Short task:
Convert every line of the data below into a numbered list, omitting blank lines. Leave the pictures out of your answer.

════════

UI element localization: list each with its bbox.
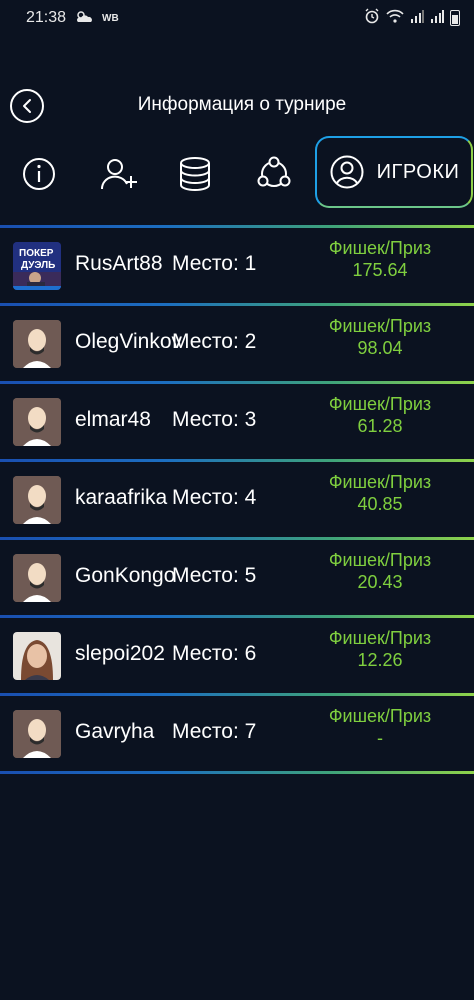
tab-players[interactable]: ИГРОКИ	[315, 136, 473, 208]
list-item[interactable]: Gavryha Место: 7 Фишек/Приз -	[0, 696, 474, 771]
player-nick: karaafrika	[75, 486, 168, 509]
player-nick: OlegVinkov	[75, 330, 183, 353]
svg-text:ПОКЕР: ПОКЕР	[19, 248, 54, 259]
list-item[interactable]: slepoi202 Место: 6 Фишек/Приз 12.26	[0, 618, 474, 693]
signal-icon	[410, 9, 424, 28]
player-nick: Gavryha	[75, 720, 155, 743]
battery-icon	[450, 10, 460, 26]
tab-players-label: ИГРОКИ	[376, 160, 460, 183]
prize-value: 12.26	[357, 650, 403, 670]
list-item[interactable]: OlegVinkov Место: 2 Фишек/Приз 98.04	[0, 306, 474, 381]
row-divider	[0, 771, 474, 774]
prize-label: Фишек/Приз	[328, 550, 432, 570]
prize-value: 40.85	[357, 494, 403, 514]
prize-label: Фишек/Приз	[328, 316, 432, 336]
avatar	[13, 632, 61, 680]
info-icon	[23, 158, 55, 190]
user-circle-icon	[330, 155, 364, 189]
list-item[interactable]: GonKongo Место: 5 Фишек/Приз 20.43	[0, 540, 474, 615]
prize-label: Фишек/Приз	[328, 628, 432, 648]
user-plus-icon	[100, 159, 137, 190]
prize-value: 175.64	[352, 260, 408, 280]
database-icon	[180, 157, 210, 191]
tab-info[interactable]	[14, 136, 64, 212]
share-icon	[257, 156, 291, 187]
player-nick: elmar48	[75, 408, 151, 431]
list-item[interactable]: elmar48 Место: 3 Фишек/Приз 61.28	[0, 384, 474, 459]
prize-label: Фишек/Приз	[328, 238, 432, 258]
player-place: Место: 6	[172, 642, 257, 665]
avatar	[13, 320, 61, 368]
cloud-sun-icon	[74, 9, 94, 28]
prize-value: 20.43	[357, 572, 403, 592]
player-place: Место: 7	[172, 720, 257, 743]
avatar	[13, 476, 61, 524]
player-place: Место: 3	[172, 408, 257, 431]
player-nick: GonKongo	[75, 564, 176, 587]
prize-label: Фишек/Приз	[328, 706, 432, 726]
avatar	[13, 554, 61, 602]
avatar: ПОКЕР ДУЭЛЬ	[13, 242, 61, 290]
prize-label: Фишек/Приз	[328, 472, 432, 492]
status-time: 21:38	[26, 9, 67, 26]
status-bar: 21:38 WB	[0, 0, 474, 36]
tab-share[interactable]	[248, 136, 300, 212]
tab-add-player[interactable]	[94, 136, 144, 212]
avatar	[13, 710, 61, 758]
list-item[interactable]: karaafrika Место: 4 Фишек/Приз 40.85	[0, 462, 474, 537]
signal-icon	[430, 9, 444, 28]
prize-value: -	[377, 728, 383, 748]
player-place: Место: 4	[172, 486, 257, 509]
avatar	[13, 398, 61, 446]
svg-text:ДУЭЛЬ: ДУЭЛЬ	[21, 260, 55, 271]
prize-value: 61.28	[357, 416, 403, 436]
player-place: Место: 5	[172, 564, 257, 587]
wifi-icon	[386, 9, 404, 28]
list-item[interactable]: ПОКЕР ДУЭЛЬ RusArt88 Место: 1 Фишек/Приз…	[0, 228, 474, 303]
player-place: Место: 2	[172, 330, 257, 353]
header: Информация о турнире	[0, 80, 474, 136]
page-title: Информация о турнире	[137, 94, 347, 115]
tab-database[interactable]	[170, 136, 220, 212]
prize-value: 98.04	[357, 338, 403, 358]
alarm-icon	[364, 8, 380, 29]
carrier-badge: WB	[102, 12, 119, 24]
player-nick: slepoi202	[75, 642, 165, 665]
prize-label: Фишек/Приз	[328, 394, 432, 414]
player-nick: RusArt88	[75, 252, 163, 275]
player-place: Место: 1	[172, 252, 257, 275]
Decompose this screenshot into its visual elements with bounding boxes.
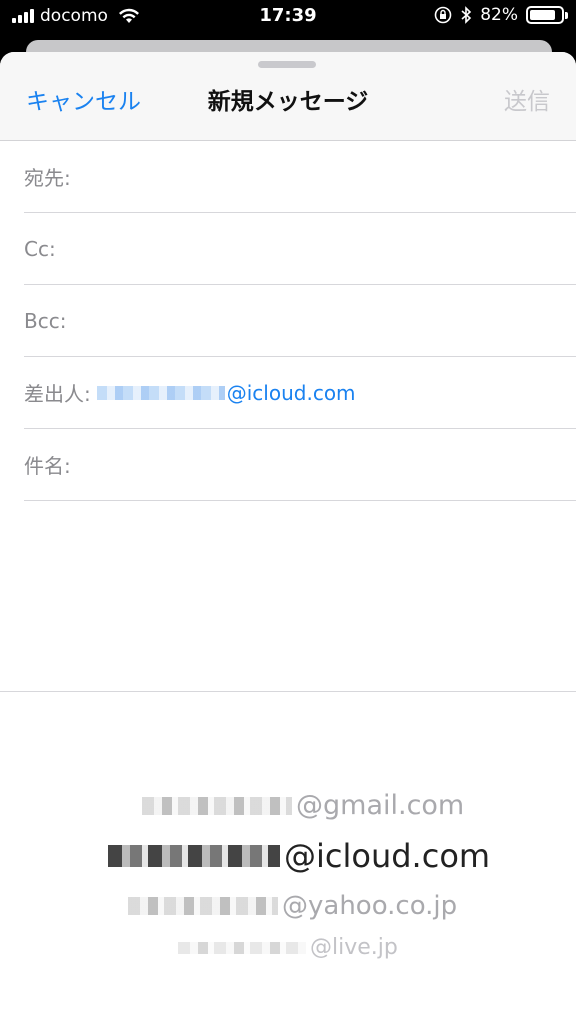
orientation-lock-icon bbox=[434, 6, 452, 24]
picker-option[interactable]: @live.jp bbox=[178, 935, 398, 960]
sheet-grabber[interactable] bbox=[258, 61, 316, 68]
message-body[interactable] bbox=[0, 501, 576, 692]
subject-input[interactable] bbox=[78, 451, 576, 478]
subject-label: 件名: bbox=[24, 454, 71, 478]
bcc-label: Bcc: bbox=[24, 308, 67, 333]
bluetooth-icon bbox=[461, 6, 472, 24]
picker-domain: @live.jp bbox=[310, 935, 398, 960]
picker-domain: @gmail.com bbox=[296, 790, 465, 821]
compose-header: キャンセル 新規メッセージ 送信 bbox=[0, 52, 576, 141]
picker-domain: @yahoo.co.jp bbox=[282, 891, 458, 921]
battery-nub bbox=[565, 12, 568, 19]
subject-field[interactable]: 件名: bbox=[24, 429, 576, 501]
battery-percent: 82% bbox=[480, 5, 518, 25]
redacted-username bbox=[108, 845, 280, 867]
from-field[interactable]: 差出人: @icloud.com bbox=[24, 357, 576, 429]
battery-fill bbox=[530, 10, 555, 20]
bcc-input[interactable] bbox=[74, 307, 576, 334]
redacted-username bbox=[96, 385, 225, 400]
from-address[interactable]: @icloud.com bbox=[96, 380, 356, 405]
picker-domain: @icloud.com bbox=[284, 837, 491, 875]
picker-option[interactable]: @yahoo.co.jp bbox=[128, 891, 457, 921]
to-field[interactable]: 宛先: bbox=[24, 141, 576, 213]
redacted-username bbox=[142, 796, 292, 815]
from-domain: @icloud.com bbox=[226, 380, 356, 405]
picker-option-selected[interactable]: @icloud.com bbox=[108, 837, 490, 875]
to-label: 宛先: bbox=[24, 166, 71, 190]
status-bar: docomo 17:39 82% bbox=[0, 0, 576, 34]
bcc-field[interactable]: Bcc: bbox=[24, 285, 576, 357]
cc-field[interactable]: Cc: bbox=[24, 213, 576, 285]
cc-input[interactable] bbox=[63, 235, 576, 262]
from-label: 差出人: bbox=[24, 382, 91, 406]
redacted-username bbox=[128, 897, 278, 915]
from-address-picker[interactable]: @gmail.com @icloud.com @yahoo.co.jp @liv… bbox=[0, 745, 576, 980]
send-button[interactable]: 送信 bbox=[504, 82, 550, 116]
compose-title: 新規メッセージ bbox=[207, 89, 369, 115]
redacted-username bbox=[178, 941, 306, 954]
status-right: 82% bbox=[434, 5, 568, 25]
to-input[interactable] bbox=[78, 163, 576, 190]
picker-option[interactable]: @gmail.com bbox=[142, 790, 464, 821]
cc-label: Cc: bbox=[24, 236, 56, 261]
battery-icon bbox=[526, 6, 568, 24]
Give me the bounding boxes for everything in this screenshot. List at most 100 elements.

════════

Task result:
1. UI element localization: list each with its bbox.
2. tab-players[interactable]: ИГРОКИ	[315, 136, 473, 208]
3. list-item[interactable]: Gavryha Место: 7 Фишек/Приз -	[0, 696, 474, 771]
4. player-nick: karaafrika	[75, 486, 168, 509]
5. player-nick: OlegVinkov	[75, 330, 183, 353]
6. svg-text:ПОКЕР: ПОКЕР	[19, 248, 54, 259]
7. list-item[interactable]: slepoi202 Место: 6 Фишек/Приз 12.26	[0, 618, 474, 693]
8. signal-icon	[410, 9, 424, 28]
9. player-nick: Gavryha	[75, 720, 155, 743]
10. battery-icon	[450, 10, 460, 26]
11. tab-players-label: ИГРОКИ	[376, 160, 460, 183]
12. prize-value: 12.26	[357, 650, 403, 670]
13. list-item[interactable]: OlegVinkov Место: 2 Фишек/Приз 98.04	[0, 306, 474, 381]
14. row-divider	[0, 771, 474, 774]
15. prize-label: Фишек/Приз	[328, 550, 432, 570]
16. prize-value: 40.85	[357, 494, 403, 514]
17. prize-label: Фишек/Приз	[328, 316, 432, 336]
18. avatar	[13, 632, 61, 680]
19. info-icon	[23, 158, 55, 190]
20. user-circle-icon	[330, 155, 364, 189]
21. list-item[interactable]: GonKongo Место: 5 Фишек/Приз 20.43	[0, 540, 474, 615]
22. prize-label: Фишек/Приз	[328, 628, 432, 648]
23. user-plus-icon	[100, 159, 137, 190]
24. prize-value: 175.64	[352, 260, 408, 280]
25. database-icon	[180, 157, 210, 191]
26. tab-info[interactable]	[14, 136, 64, 212]
27. share-icon	[257, 156, 291, 187]
28. player-nick: elmar48	[75, 408, 151, 431]
29. list-item[interactable]: elmar48 Место: 3 Фишек/Приз 61.28	[0, 384, 474, 459]
30. prize-label: Фишек/Приз	[328, 238, 432, 258]
31. player-place: Место: 6	[172, 642, 257, 665]
32. avatar	[13, 320, 61, 368]
33. cloud-sun-icon	[74, 9, 94, 28]
34. prize-value: 20.43	[357, 572, 403, 592]
35. player-place: Место: 7	[172, 720, 257, 743]
36. avatar	[13, 476, 61, 524]
37. player-place: Место: 3	[172, 408, 257, 431]
38. player-nick: GonKongo	[75, 564, 176, 587]
39. prize-label: Фишек/Приз	[328, 706, 432, 726]
40. avatar	[13, 554, 61, 602]
41. avatar: ПОКЕР ДУЭЛЬ	[13, 242, 61, 290]
42. prize-label: Фишек/Приз	[328, 472, 432, 492]
43. status-time: 21:38	[26, 9, 67, 26]
44. status-bar: 21:38 WB	[0, 0, 474, 36]
45. tab-share[interactable]	[248, 136, 300, 212]
46. tab-add-player[interactable]	[94, 136, 144, 212]
47. avatar	[13, 710, 61, 758]
48. list-item[interactable]: karaafrika Место: 4 Фишек/Приз 40.85	[0, 462, 474, 537]
49. signal-icon	[430, 9, 444, 28]
50. prize-value: -	[377, 728, 383, 748]
51. player-place: Место: 4	[172, 486, 257, 509]
52. avatar	[13, 398, 61, 446]
53. svg-text:ДУЭЛЬ: ДУЭЛЬ	[21, 260, 55, 271]
54. prize-value: 61.28	[357, 416, 403, 436]
55. player-place: Место: 5	[172, 564, 257, 587]
56. wifi-icon	[386, 9, 404, 28]
57. list-item[interactable]: ПОКЕР ДУЭЛЬ RusArt88 Место: 1 Фишек/Приз…	[0, 228, 474, 303]
58. player-place: Место: 2	[172, 330, 257, 353]
59. header: Информация о турнире	[0, 80, 474, 136]
60. page-title: Информация о турнире	[137, 94, 347, 115]
61. tab-database[interactable]	[170, 136, 220, 212]
62. prize-value: 98.04	[357, 338, 403, 358]
63. alarm-icon	[364, 8, 380, 29]
64. carrier-badge: WB	[102, 12, 119, 24]
65. player-nick: slepoi202	[75, 642, 165, 665]
66. prize-label: Фишек/Приз	[328, 394, 432, 414]
67. player-nick: RusArt88	[75, 252, 163, 275]
68. player-place: Место: 1	[172, 252, 257, 275]
69. Decompose this screenshot into its visual elements with bounding boxes.
70. orientation-lock-icon bbox=[434, 6, 452, 24]
71. picker-option[interactable]: @live.jp bbox=[178, 935, 398, 960]
72. sheet-grabber[interactable] bbox=[258, 61, 316, 68]
73. message-body[interactable] bbox=[0, 501, 576, 692]
74. subject-input[interactable] bbox=[78, 451, 576, 478]
75. subject-label: 件名: bbox=[24, 454, 71, 478]
76. bcc-label: Bcc: bbox=[24, 308, 67, 333]
77. bluetooth-icon bbox=[461, 6, 472, 24]
78. picker-domain: @live.jp bbox=[310, 935, 398, 960]
79. picker-domain: @gmail.com bbox=[296, 790, 465, 821]
80. compose-header: キャンセル 新規メッセージ 送信 bbox=[0, 52, 576, 141]
81. picker-domain: @yahoo.co.jp bbox=[282, 891, 458, 921]
82. battery-nub bbox=[565, 12, 568, 19]
83. subject-field[interactable]: 件名: bbox=[24, 429, 576, 501]
84. battery-percent: 82% bbox=[480, 5, 518, 25]
85. redacted-username bbox=[108, 845, 280, 867]
86. from-field[interactable]: 差出人: @icloud.com bbox=[24, 357, 576, 429]
87. battery-fill bbox=[530, 10, 555, 20]
88. bcc-input[interactable] bbox=[74, 307, 576, 334]
89. redacted-username bbox=[96, 385, 225, 400]
90. from-address[interactable]: @icloud.com bbox=[96, 380, 356, 405]
91. picker-domain: @icloud.com bbox=[284, 837, 491, 875]
92. picker-option[interactable]: @yahoo.co.jp bbox=[128, 891, 457, 921]
93. to-field[interactable]: 宛先: bbox=[24, 141, 576, 213]
94. redacted-username bbox=[142, 796, 292, 815]
95. from-domain: @icloud.com bbox=[226, 380, 356, 405]
96. picker-option-selected[interactable]: @icloud.com bbox=[108, 837, 490, 875]
97. to-label: 宛先: bbox=[24, 166, 71, 190]
98. status-bar: docomo 17:39 82% bbox=[0, 0, 576, 34]
99. bcc-field[interactable]: Bcc: bbox=[24, 285, 576, 357]
100. cc-field[interactable]: Cc: bbox=[24, 213, 576, 285]
101. cc-input[interactable] bbox=[63, 235, 576, 262]
102. from-label: 差出人: bbox=[24, 382, 91, 406]
103. redacted-username bbox=[128, 897, 278, 915]
104. from-address-picker[interactable]: @gmail.com @icloud.com @yahoo.co.jp @liv… bbox=[0, 745, 576, 980]
105. send-button[interactable]: 送信 bbox=[504, 82, 550, 116]
106. compose-title: 新規メッセージ bbox=[207, 89, 369, 115]
107. redacted-username bbox=[178, 941, 306, 954]
108. status-right: 82% bbox=[434, 5, 568, 25]
109. to-input[interactable] bbox=[78, 163, 576, 190]
110. picker-option[interactable]: @gmail.com bbox=[142, 790, 464, 821]
111. cc-label: Cc: bbox=[24, 236, 56, 261]
112. battery-icon bbox=[526, 6, 568, 24]
113. Give me the bounding boxes for everything in this screenshot. List at most 100 elements.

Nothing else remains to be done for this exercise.